* [Required task]: Pull out all lines from the listing below in which the word "CORNÊLIO" appears.

• • • • • • •

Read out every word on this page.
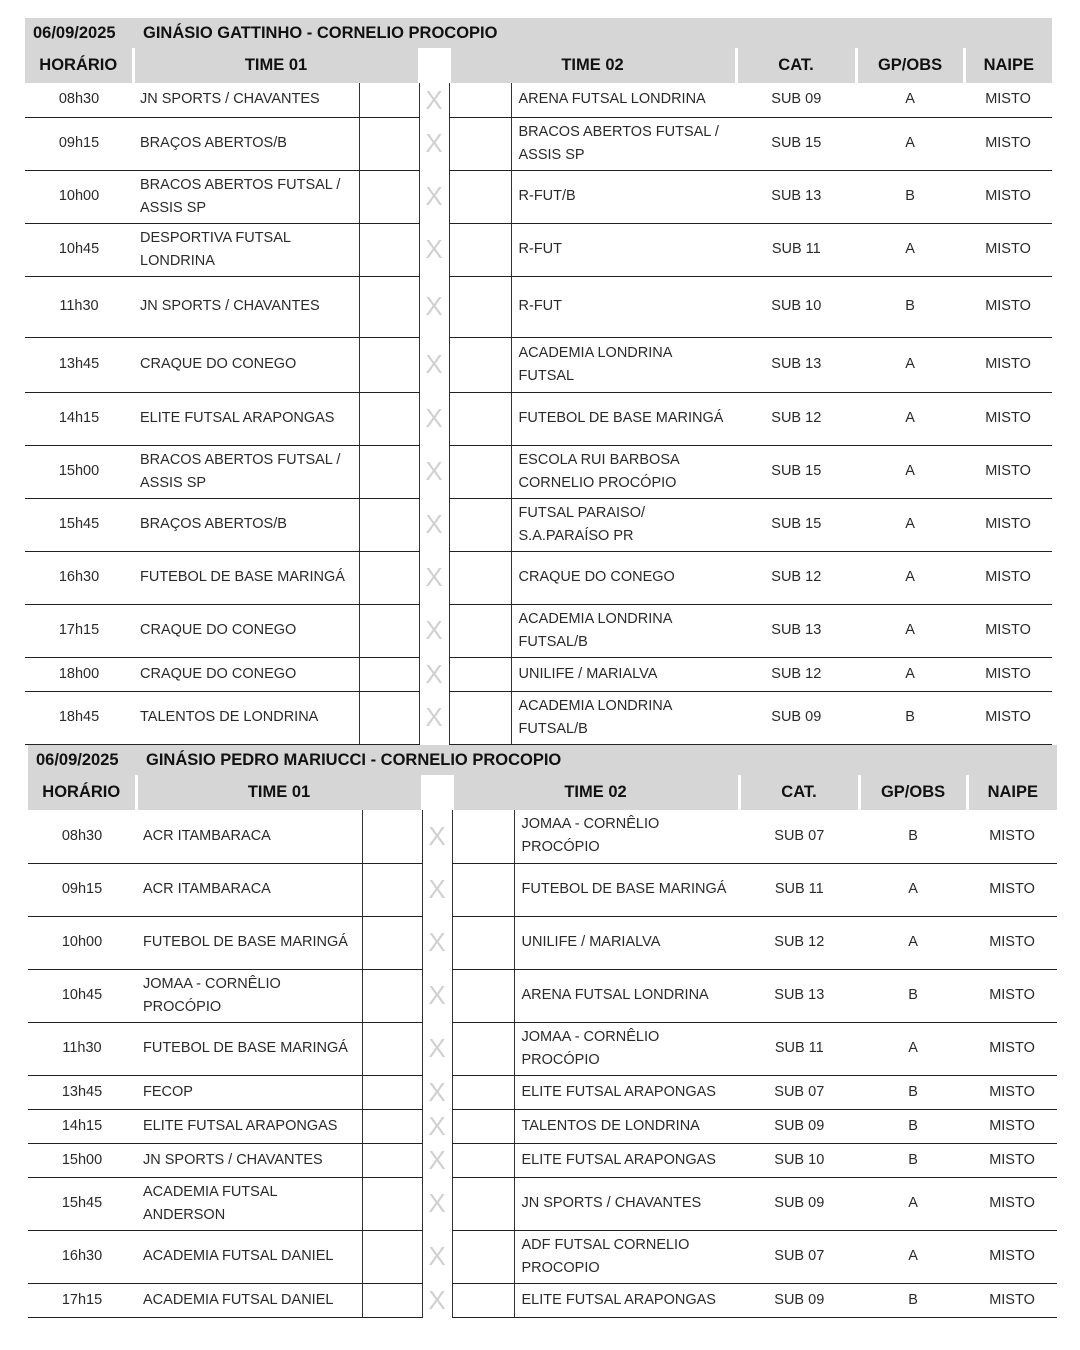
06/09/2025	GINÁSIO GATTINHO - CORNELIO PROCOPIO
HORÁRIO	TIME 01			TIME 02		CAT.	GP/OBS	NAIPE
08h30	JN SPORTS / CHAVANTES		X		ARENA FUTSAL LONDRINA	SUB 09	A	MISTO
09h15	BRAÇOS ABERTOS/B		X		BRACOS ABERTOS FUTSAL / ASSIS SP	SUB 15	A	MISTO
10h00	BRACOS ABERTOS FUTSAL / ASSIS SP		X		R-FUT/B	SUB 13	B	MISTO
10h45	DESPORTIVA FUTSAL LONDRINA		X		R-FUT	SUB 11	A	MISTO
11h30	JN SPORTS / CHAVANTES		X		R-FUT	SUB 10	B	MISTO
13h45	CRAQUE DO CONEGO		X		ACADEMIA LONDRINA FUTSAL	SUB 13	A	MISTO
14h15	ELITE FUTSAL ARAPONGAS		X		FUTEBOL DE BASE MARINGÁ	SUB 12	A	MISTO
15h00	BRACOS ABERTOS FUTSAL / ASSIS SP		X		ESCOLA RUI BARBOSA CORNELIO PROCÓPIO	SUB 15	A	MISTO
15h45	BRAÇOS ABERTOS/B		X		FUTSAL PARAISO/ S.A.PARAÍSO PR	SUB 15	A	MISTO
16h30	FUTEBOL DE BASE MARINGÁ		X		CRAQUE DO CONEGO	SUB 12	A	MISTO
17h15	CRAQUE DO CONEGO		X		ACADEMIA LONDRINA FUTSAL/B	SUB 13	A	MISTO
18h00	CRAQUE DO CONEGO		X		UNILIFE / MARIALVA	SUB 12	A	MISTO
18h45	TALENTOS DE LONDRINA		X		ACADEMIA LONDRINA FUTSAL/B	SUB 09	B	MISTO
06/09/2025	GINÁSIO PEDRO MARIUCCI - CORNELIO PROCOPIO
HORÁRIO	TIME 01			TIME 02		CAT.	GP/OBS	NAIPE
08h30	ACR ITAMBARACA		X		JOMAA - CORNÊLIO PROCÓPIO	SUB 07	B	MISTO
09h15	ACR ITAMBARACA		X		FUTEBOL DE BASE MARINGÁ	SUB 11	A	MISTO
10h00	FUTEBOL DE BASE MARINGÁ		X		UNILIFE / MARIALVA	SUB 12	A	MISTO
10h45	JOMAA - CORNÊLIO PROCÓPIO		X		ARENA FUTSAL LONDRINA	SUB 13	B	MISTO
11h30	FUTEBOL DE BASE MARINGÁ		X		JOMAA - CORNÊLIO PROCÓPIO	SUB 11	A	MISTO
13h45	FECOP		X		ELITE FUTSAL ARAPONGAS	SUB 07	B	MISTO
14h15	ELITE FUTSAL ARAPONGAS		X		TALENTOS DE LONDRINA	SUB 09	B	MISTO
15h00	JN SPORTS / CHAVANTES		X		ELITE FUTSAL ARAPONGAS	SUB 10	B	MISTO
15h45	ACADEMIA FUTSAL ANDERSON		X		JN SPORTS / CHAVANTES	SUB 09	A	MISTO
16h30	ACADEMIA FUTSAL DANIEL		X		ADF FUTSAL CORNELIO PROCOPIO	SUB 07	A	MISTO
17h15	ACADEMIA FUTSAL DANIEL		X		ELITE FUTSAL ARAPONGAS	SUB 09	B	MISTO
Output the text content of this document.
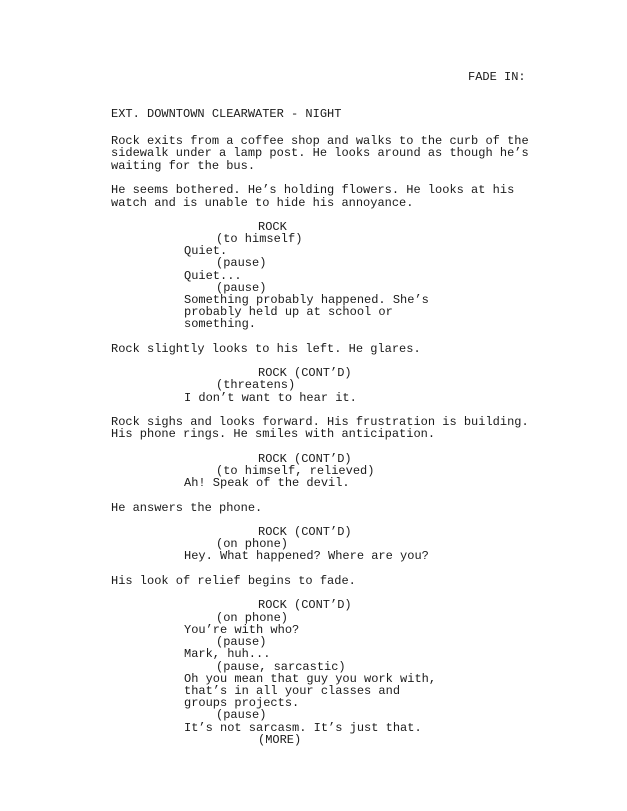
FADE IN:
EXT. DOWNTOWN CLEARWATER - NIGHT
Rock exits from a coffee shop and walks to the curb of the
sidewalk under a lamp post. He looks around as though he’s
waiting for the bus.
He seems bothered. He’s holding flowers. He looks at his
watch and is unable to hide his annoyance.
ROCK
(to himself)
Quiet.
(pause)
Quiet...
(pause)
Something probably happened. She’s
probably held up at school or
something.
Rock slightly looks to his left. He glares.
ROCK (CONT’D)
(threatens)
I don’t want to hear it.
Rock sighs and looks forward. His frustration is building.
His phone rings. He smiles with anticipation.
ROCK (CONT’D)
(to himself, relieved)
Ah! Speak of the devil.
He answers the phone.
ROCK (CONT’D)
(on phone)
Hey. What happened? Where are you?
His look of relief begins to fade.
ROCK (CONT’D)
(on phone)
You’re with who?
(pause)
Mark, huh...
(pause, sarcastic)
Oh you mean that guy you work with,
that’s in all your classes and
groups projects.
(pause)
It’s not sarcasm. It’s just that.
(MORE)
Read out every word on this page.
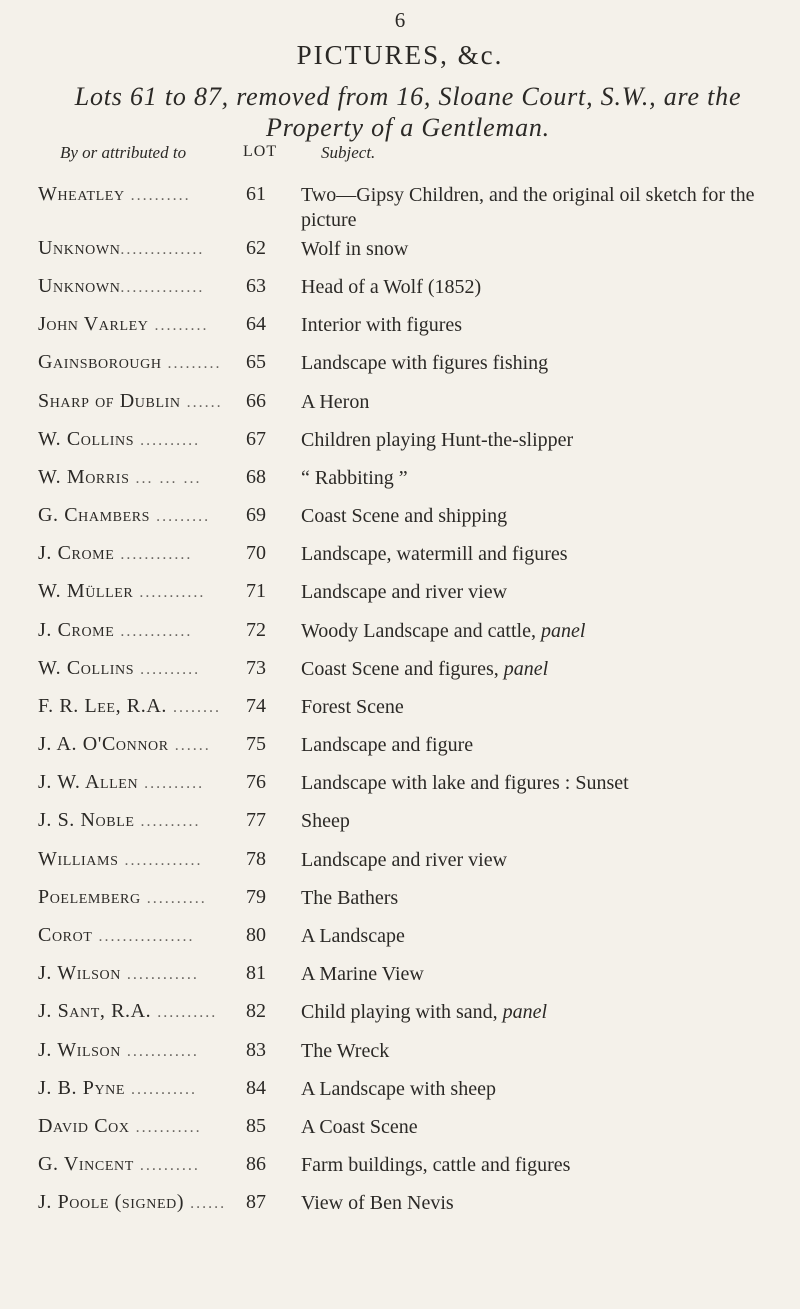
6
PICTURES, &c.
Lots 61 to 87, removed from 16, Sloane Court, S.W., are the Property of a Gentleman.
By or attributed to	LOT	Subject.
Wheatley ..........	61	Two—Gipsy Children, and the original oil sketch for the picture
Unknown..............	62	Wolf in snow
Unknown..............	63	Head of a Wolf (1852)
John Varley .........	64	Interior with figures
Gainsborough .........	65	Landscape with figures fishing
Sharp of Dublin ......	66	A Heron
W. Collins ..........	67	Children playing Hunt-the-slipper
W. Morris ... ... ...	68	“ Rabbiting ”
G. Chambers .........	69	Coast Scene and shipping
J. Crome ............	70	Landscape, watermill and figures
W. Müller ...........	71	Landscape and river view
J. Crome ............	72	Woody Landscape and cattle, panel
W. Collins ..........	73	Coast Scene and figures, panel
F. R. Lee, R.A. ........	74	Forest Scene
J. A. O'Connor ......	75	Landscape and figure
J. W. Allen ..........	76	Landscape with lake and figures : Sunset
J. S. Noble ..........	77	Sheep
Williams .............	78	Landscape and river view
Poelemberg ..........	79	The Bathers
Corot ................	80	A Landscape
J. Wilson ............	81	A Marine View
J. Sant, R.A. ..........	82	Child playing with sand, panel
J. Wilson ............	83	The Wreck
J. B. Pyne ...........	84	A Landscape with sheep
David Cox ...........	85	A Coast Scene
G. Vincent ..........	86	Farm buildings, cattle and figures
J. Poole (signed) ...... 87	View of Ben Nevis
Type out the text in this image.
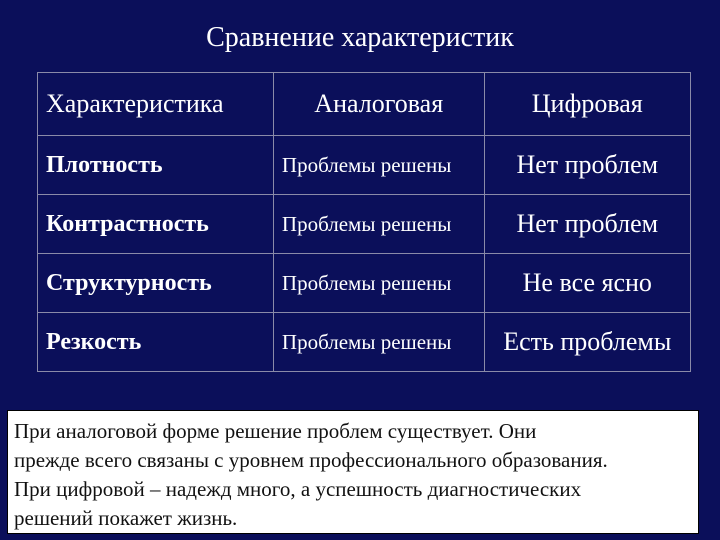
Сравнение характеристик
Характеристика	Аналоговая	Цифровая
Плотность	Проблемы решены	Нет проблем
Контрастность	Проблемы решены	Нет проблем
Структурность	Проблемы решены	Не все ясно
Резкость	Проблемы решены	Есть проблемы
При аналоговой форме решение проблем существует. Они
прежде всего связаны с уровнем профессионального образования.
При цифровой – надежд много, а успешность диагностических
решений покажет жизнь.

• • • • • • •

* [Task output]:
08h30	ACR ITAMBARACA		X		JOMAA - CORNÊLIO PROCÓPIO	SUB 07	B	MISTO
10h45	JOMAA - CORNÊLIO PROCÓPIO		X		ARENA FUTSAL LONDRINA	SUB 13	B	MISTO
11h30	FUTEBOL DE BASE MARINGÁ		X		JOMAA - CORNÊLIO PROCÓPIO	SUB 11	A	MISTO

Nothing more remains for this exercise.